• _TASK OBJECTIVE_: Output the data word for word, dropping every image.

:: MATERIAL SUPPLIED ::

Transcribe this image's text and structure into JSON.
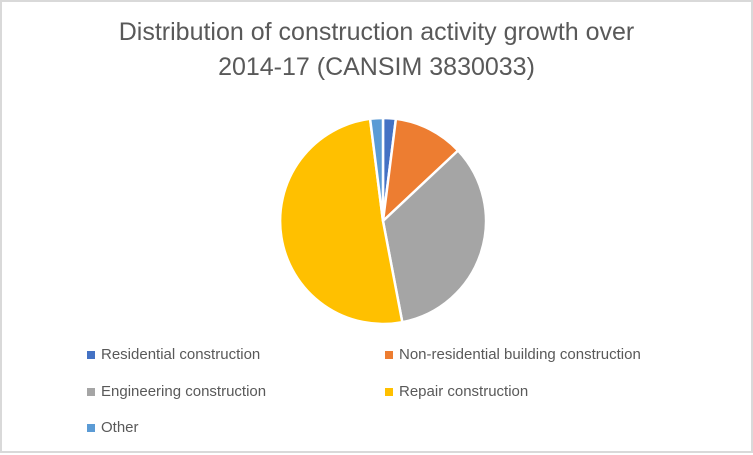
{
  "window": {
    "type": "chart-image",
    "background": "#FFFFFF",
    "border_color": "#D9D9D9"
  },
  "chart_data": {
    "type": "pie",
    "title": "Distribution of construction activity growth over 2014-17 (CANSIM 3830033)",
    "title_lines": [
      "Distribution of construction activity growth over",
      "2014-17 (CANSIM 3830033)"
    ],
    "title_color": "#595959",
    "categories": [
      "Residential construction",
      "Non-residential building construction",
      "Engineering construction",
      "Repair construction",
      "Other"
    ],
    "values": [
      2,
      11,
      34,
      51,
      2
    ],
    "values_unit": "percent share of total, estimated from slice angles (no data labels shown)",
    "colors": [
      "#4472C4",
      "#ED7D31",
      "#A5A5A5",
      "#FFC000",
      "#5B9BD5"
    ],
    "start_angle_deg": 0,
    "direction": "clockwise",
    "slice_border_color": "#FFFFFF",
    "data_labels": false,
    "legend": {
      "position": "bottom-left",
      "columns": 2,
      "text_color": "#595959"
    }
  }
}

:::

• _SOLUTION FOR THIS PROBLEM_:
Transcribe this image's text and structure into JSON.
{
  "window": {
    "type": "chart-image",
    "background": "#FFFFFF",
    "border_color": "#D9D9D9"
  },
  "chart_data": {
    "type": "pie",
    "title": "Distribution of construction activity growth over 2014-17 (CANSIM 3830033)",
    "title_lines": [
      "Distribution of construction activity growth over",
      "2014-17 (CANSIM 3830033)"
    ],
    "title_color": "#595959",
    "categories": [
      "Residential construction",
      "Non-residential building construction",
      "Engineering construction",
      "Repair construction",
      "Other"
    ],
    "values": [
      2,
      11,
      34,
      51,
      2
    ],
    "values_unit": "percent share of total, estimated from slice angles (no data labels shown)",
    "colors": [
      "#4472C4",
      "#ED7D31",
      "#A5A5A5",
      "#FFC000",
      "#5B9BD5"
    ],
    "start_angle_deg": 0,
    "direction": "clockwise",
    "slice_border_color": "#FFFFFF",
    "data_labels": false,
    "legend": {
      "position": "bottom-left",
      "columns": 2,
      "text_color": "#595959"
    }
  }
}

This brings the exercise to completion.